## Information provided
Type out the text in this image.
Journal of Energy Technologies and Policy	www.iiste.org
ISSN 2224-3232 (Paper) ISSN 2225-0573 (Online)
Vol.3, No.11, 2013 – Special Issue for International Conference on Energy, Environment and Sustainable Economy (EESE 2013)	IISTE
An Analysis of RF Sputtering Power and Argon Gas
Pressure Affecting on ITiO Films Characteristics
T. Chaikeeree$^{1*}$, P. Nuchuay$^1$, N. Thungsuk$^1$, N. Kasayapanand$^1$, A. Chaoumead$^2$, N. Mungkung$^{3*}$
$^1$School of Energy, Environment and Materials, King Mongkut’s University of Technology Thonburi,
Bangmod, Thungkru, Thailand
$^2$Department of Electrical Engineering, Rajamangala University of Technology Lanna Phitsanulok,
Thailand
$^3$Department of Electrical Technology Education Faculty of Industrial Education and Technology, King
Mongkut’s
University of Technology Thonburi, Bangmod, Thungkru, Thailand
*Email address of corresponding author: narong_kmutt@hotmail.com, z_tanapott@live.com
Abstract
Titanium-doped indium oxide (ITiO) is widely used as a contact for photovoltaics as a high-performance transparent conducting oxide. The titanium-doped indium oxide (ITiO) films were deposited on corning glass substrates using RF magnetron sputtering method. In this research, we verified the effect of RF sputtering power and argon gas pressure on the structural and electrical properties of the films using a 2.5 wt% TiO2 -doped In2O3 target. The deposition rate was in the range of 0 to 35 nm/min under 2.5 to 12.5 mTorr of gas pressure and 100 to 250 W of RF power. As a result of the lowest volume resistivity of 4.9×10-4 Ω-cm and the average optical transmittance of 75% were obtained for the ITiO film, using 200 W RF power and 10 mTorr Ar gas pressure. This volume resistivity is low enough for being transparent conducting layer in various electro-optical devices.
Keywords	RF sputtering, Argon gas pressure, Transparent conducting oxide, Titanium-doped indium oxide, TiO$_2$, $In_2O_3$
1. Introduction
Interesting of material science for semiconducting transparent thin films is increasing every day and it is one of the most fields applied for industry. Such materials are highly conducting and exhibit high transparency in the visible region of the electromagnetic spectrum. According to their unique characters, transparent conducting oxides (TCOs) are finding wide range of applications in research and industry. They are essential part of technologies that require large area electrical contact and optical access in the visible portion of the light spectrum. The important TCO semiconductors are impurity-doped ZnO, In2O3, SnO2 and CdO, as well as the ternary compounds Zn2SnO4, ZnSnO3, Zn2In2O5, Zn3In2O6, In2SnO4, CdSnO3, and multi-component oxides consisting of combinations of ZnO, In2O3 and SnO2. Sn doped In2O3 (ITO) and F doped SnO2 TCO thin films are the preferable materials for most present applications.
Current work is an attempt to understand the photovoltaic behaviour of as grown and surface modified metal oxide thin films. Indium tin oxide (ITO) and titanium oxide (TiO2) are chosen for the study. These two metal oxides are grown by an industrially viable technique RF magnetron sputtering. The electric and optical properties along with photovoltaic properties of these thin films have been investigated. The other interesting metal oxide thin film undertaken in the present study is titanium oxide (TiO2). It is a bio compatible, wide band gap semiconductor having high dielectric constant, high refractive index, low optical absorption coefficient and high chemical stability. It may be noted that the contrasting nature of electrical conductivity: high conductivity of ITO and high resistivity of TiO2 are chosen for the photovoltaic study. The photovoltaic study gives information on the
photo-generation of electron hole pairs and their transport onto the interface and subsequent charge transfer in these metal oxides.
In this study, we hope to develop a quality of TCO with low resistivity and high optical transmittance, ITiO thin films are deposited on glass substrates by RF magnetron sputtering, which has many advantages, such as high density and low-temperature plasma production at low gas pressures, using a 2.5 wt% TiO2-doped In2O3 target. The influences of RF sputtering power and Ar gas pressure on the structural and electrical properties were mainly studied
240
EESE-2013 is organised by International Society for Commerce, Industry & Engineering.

## What to do
Recopy all the lines exactly as they appear.

## Result
Type out the text in this image.
Journal of Energy Technologies and Policy	www.iiste.org
ISSN 2224-3232 (Paper) ISSN 2225-0573 (Online)
Vol.3, No.11, 2013 – Special Issue for International Conference on Energy, Environment and Sustainable Economy (EESE 2013)	IISTE
An Analysis of RF Sputtering Power and Argon Gas
Pressure Affecting on ITiO Films Characteristics
T. Chaikeeree$^{1*}$, P. Nuchuay$^1$, N. Thungsuk$^1$, N. Kasayapanand$^1$, A. Chaoumead$^2$, N. Mungkung$^{3*}$
$^1$School of Energy, Environment and Materials, King Mongkut’s University of Technology Thonburi,
Bangmod, Thungkru, Thailand
$^2$Department of Electrical Engineering, Rajamangala University of Technology Lanna Phitsanulok,
Thailand
$^3$Department of Electrical Technology Education Faculty of Industrial Education and Technology, King
Mongkut’s
University of Technology Thonburi, Bangmod, Thungkru, Thailand
*Email address of corresponding author: narong_kmutt@hotmail.com, z_tanapott@live.com
Abstract
Titanium-doped indium oxide (ITiO) is widely used as a contact for photovoltaics as a high-performance transparent conducting oxide. The titanium-doped indium oxide (ITiO) films were deposited on corning glass substrates using RF magnetron sputtering method. In this research, we verified the effect of RF sputtering power and argon gas pressure on the structural and electrical properties of the films using a 2.5 wt% TiO2 -doped In2O3 target. The deposition rate was in the range of 0 to 35 nm/min under 2.5 to 12.5 mTorr of gas pressure and 100 to 250 W of RF power. As a result of the lowest volume resistivity of 4.9×10-4 Ω-cm and the average optical transmittance of 75% were obtained for the ITiO film, using 200 W RF power and 10 mTorr Ar gas pressure. This volume resistivity is low enough for being transparent conducting layer in various electro-optical devices.
Keywords	RF sputtering, Argon gas pressure, Transparent conducting oxide, Titanium-doped indium oxide, TiO$_2$, $In_2O_3$
1. Introduction
Interesting of material science for semiconducting transparent thin films is increasing every day and it is one of the most fields applied for industry. Such materials are highly conducting and exhibit high transparency in the visible region of the electromagnetic spectrum. According to their unique characters, transparent conducting oxides (TCOs) are finding wide range of applications in research and industry. They are essential part of technologies that require large area electrical contact and optical access in the visible portion of the light spectrum. The important TCO semiconductors are impurity-doped ZnO, In2O3, SnO2 and CdO, as well as the ternary compounds Zn2SnO4, ZnSnO3, Zn2In2O5, Zn3In2O6, In2SnO4, CdSnO3, and multi-component oxides consisting of combinations of ZnO, In2O3 and SnO2. Sn doped In2O3 (ITO) and F doped SnO2 TCO thin films are the preferable materials for most present applications.
Current work is an attempt to understand the photovoltaic behaviour of as grown and surface modified metal oxide thin films. Indium tin oxide (ITO) and titanium oxide (TiO2) are chosen for the study. These two metal oxides are grown by an industrially viable technique RF magnetron sputtering. The electric and optical properties along with photovoltaic properties of these thin films have been investigated. The other interesting metal oxide thin film undertaken in the present study is titanium oxide (TiO2). It is a bio compatible, wide band gap semiconductor having high dielectric constant, high refractive index, low optical absorption coefficient and high chemical stability. It may be noted that the contrasting nature of electrical conductivity: high conductivity of ITO and high resistivity of TiO2 are chosen for the photovoltaic study. The photovoltaic study gives information on the
photo-generation of electron hole pairs and their transport onto the interface and subsequent charge transfer in these metal oxides.
In this study, we hope to develop a quality of TCO with low resistivity and high optical transmittance, ITiO thin films are deposited on glass substrates by RF magnetron sputtering, which has many advantages, such as high density and low-temperature plasma production at low gas pressures, using a 2.5 wt% TiO2-doped In2O3 target. The influences of RF sputtering power and Ar gas pressure on the structural and electrical properties were mainly studied
240
EESE-2013 is organised by International Society for Commerce, Industry & Engineering.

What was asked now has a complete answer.